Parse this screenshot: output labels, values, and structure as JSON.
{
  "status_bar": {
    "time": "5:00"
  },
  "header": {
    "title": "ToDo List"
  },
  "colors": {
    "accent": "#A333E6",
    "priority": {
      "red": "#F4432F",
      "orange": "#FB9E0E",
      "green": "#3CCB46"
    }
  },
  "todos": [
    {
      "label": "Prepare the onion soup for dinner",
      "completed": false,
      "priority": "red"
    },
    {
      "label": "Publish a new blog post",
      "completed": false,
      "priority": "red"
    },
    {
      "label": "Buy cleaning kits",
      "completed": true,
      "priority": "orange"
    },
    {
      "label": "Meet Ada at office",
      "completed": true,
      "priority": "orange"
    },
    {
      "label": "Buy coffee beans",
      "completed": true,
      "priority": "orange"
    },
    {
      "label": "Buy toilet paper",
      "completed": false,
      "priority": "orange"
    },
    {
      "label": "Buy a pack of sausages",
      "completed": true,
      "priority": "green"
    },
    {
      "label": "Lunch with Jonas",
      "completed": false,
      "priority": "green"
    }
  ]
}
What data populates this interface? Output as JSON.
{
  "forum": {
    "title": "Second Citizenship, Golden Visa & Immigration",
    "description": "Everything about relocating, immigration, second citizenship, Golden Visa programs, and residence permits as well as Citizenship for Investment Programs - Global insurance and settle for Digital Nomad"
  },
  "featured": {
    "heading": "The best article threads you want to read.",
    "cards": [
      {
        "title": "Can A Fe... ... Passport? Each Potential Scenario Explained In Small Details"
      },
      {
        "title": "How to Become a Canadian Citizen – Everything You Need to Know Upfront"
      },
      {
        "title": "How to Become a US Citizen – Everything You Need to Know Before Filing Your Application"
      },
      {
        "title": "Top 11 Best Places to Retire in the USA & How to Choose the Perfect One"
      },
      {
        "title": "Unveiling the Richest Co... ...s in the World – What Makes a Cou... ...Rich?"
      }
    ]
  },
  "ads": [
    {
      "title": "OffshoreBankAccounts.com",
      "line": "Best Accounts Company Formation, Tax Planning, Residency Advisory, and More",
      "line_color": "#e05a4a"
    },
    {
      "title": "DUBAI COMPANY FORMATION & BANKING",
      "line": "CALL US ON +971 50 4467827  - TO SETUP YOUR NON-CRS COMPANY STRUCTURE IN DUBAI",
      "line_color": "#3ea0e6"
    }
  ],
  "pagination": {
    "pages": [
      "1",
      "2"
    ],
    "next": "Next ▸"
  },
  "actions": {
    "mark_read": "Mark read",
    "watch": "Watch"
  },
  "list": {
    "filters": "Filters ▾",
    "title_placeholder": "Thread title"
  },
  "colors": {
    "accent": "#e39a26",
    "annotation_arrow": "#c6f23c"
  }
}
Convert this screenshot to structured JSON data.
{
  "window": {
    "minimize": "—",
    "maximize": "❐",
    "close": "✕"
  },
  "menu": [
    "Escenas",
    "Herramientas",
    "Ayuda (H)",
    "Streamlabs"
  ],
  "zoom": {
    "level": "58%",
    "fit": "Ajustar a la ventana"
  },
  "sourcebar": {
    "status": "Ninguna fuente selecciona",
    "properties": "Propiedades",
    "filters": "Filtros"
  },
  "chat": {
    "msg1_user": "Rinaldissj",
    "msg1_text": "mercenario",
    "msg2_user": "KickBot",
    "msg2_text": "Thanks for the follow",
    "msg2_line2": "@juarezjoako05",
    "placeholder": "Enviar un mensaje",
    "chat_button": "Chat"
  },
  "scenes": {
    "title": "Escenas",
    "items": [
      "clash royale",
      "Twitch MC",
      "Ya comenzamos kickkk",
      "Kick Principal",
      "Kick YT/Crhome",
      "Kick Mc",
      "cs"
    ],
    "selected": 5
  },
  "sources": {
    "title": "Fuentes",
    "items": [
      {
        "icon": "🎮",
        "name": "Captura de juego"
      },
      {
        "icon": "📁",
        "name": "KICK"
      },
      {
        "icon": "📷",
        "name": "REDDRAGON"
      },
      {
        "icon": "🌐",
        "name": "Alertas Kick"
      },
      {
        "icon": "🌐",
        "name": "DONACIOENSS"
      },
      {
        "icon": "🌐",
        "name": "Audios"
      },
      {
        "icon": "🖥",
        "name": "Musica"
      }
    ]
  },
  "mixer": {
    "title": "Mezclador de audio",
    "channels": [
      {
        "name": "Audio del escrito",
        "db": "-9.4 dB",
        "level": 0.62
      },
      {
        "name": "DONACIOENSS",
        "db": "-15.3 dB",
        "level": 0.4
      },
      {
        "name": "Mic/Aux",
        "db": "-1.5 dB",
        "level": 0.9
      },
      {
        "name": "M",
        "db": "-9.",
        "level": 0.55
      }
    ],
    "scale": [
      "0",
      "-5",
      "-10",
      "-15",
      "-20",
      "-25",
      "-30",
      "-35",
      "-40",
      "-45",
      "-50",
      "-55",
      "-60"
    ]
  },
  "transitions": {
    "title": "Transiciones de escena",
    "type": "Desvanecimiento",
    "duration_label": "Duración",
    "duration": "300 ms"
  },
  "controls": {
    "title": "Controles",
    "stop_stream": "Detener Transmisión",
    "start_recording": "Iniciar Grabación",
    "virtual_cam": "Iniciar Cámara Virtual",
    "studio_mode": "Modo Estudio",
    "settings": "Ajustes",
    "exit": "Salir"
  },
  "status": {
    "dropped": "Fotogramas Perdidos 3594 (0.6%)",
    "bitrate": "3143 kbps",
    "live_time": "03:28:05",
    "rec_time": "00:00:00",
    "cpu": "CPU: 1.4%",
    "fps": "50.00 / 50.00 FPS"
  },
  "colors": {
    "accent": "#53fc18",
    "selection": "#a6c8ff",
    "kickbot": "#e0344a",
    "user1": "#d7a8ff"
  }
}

-=-=-=-=-

From the data above, extract every line in its exact form.

Parse this screenshot: output labels, values, and structure as JSON.
{
  "status_bar": {
    "time": "5:00"
  },
  "header": {
    "title": "ToDo List"
  },
  "colors": {
    "accent": "#A333E6",
    "priority": {
      "red": "#F4432F",
      "orange": "#FB9E0E",
      "green": "#3CCB46"
    }
  },
  "todos": [
    {
      "label": "Prepare the onion soup for dinner",
      "completed": false,
      "priority": "red"
    },
    {
      "label": "Publish a new blog post",
      "completed": false,
      "priority": "red"
    },
    {
      "label": "Buy cleaning kits",
      "completed": true,
      "priority": "orange"
    },
    {
      "label": "Meet Ada at office",
      "completed": true,
      "priority": "orange"
    },
    {
      "label": "Buy coffee beans",
      "completed": true,
      "priority": "orange"
    },
    {
      "label": "Buy toilet paper",
      "completed": false,
      "priority": "orange"
    },
    {
      "label": "Buy a pack of sausages",
      "completed": true,
      "priority": "green"
    },
    {
      "label": "Lunch with Jonas",
      "completed": false,
      "priority": "green"
    }
  ]
}
What data populates this interface? Output as JSON.
{
  "forum": {
    "title": "Second Citizenship, Golden Visa & Immigration",
    "description": "Everything about relocating, immigration, second citizenship, Golden Visa programs, and residence permits as well as Citizenship for Investment Programs - Global insurance and settle for Digital Nomad"
  },
  "featured": {
    "heading": "The best article threads you want to read.",
    "cards": [
      {
        "title": "Can A Fe... ... Passport? Each Potential Scenario Explained In Small Details"
      },
      {
        "title": "How to Become a Canadian Citizen – Everything You Need to Know Upfront"
      },
      {
        "title": "How to Become a US Citizen – Everything You Need to Know Before Filing Your Application"
      },
      {
        "title": "Top 11 Best Places to Retire in the USA & How to Choose the Perfect One"
      },
      {
        "title": "Unveiling the Richest Co... ...s in the World – What Makes a Cou... ...Rich?"
      }
    ]
  },
  "ads": [
    {
      "title": "OffshoreBankAccounts.com",
      "line": "Best Accounts Company Formation, Tax Planning, Residency Advisory, and More",
      "line_color": "#e05a4a"
    },
    {
      "title": "DUBAI COMPANY FORMATION & BANKING",
      "line": "CALL US ON +971 50 4467827  - TO SETUP YOUR NON-CRS COMPANY STRUCTURE IN DUBAI",
      "line_color": "#3ea0e6"
    }
  ],
  "pagination": {
    "pages": [
      "1",
      "2"
    ],
    "next": "Next ▸"
  },
  "actions": {
    "mark_read": "Mark read",
    "watch": "Watch"
  },
  "list": {
    "filters": "Filters ▾",
    "title_placeholder": "Thread title"
  },
  "colors": {
    "accent": "#e39a26",
    "annotation_arrow": "#c6f23c"
  }
}
Convert this screenshot to structured JSON data.
{
  "window": {
    "minimize": "—",
    "maximize": "❐",
    "close": "✕"
  },
  "menu": [
    "Escenas",
    "Herramientas",
    "Ayuda (H)",
    "Streamlabs"
  ],
  "zoom": {
    "level": "58%",
    "fit": "Ajustar a la ventana"
  },
  "sourcebar": {
    "status": "Ninguna fuente selecciona",
    "properties": "Propiedades",
    "filters": "Filtros"
  },
  "chat": {
    "msg1_user": "Rinaldissj",
    "msg1_text": "mercenario",
    "msg2_user": "KickBot",
    "msg2_text": "Thanks for the follow",
    "msg2_line2": "@juarezjoako05",
    "placeholder": "Enviar un mensaje",
    "chat_button": "Chat"
  },
  "scenes": {
    "title": "Escenas",
    "items": [
      "clash royale",
      "Twitch MC",
      "Ya comenzamos kickkk",
      "Kick Principal",
      "Kick YT/Crhome",
      "Kick Mc",
      "cs"
    ],
    "selected": 5
  },
  "sources": {
    "title": "Fuentes",
    "items": [
      {
        "icon": "🎮",
        "name": "Captura de juego"
      },
      {
        "icon": "📁",
        "name": "KICK"
      },
      {
        "icon": "📷",
        "name": "REDDRAGON"
      },
      {
        "icon": "🌐",
        "name": "Alertas Kick"
      },
      {
        "icon": "🌐",
        "name": "DONACIOENSS"
      },
      {
        "icon": "🌐",
        "name": "Audios"
      },
      {
        "icon": "🖥",
        "name": "Musica"
      }
    ]
  },
  "mixer": {
    "title": "Mezclador de audio",
    "channels": [
      {
        "name": "Audio del escrito",
        "db": "-9.4 dB",
        "level": 0.62
      },
      {
        "name": "DONACIOENSS",
        "db": "-15.3 dB",
        "level": 0.4
      },
      {
        "name": "Mic/Aux",
        "db": "-1.5 dB",
        "level": 0.9
      },
      {
        "name": "M",
        "db": "-9.",
        "level": 0.55
      }
    ],
    "scale": [
      "0",
      "-5",
      "-10",
      "-15",
      "-20",
      "-25",
      "-30",
      "-35",
      "-40",
      "-45",
      "-50",
      "-55",
      "-60"
    ]
  },
  "transitions": {
    "title": "Transiciones de escena",
    "type": "Desvanecimiento",
    "duration_label": "Duración",
    "duration": "300 ms"
  },
  "controls": {
    "title": "Controles",
    "stop_stream": "Detener Transmisión",
    "start_recording": "Iniciar Grabación",
    "virtual_cam": "Iniciar Cámara Virtual",
    "studio_mode": "Modo Estudio",
    "settings": "Ajustes",
    "exit": "Salir"
  },
  "status": {
    "dropped": "Fotogramas Perdidos 3594 (0.6%)",
    "bitrate": "3143 kbps",
    "live_time": "03:28:05",
    "rec_time": "00:00:00",
    "cpu": "CPU: 1.4%",
    "fps": "50.00 / 50.00 FPS"
  },
  "colors": {
    "accent": "#53fc18",
    "selection": "#a6c8ff",
    "kickbot": "#e0344a",
    "user1": "#d7a8ff"
  }
}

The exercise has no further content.